Der BF ist nicht im Besitz eines zur Vornahme von Erwerbstätigkeiten in Österreich berechtigenden Rechtstitels.

1.3. Zur finanziellen Situation des BF

Der BF ist mittellos und verfügt über keine eigenen, regelmäßigen, legalen Einkünfte in Österreich.

Es sind im Verfahren keine Anhaltspunkte hervorgekommen, dass der BF in Österreich oder in Serbien Besitztümer hat.

2. Beweiswürdigung:

2.1. zur Person des BF

Der oben unter Punkt I. angeführte Verfahrensgang ergibt sich aus dem unzweifelhaften und unbestrittenen Akteninhalt des vorgelegten Verwaltungsaktes des BFA und des vorliegenden Gerichtsaktes des Bundesverwaltungsgerichtes.

Die Angaben zu den abgeschlossenen Bildungsschritten des BF in Serbien sowie seine familiären Anknüpfungspunkte im Herkunftsstaat, ergeben sich aus seinen Angaben im Rahmen der niederschriftlichen Einvernahme vor dem Bundesamt am 30.11.2019 (AS 33).

Die strafgerichtliche Unbescholtenheit des BF beruht auf einem Auszug des Strafregisters der Republik Österreich vom 18.12.2019.

Der Umstand, dass die Eltern sowie der Bruder des BF in Serbien wohnhaft sind und er zu in Österreich wohnhaften Personen kein intensives Naheverhältnis hat, gehen aus seinen Angaben im Rahmen der niederschriftlichen Einvernahme vom 30.11.2019 hervor.

### Aufgabenstellung
Wie lautet der Satz „Der BF ist mittellos und verfügt über keine eigenen, regelmäßigen, legalen Einkünfte in Österreich.“ aus dem Lesetext auf Englisch?

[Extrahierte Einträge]
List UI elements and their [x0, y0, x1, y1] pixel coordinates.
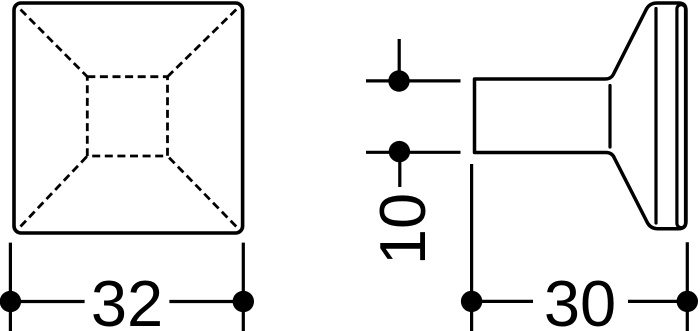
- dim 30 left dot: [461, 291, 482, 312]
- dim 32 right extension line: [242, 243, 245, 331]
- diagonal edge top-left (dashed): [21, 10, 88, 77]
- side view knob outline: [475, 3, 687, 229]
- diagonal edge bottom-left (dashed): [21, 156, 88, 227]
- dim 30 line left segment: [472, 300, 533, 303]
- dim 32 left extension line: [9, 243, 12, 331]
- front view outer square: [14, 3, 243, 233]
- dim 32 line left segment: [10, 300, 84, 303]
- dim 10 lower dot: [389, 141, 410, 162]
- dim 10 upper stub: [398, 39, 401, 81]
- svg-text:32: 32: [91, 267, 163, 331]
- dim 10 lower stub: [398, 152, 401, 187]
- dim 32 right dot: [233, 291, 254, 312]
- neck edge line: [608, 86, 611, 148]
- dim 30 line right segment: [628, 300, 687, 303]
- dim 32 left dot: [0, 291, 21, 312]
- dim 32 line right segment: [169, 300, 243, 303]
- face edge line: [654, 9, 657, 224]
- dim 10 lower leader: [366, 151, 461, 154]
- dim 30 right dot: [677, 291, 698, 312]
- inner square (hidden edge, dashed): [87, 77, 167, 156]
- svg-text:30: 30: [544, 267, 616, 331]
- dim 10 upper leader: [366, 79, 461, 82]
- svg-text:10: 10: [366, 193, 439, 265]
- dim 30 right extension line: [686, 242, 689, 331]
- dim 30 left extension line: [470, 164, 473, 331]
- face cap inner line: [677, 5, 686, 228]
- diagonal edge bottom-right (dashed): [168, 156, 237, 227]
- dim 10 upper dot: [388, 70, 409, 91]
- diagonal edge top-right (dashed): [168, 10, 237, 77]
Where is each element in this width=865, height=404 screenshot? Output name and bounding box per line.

### Lösung
The BF is destitute and has no regular, legal income of his own in Austria.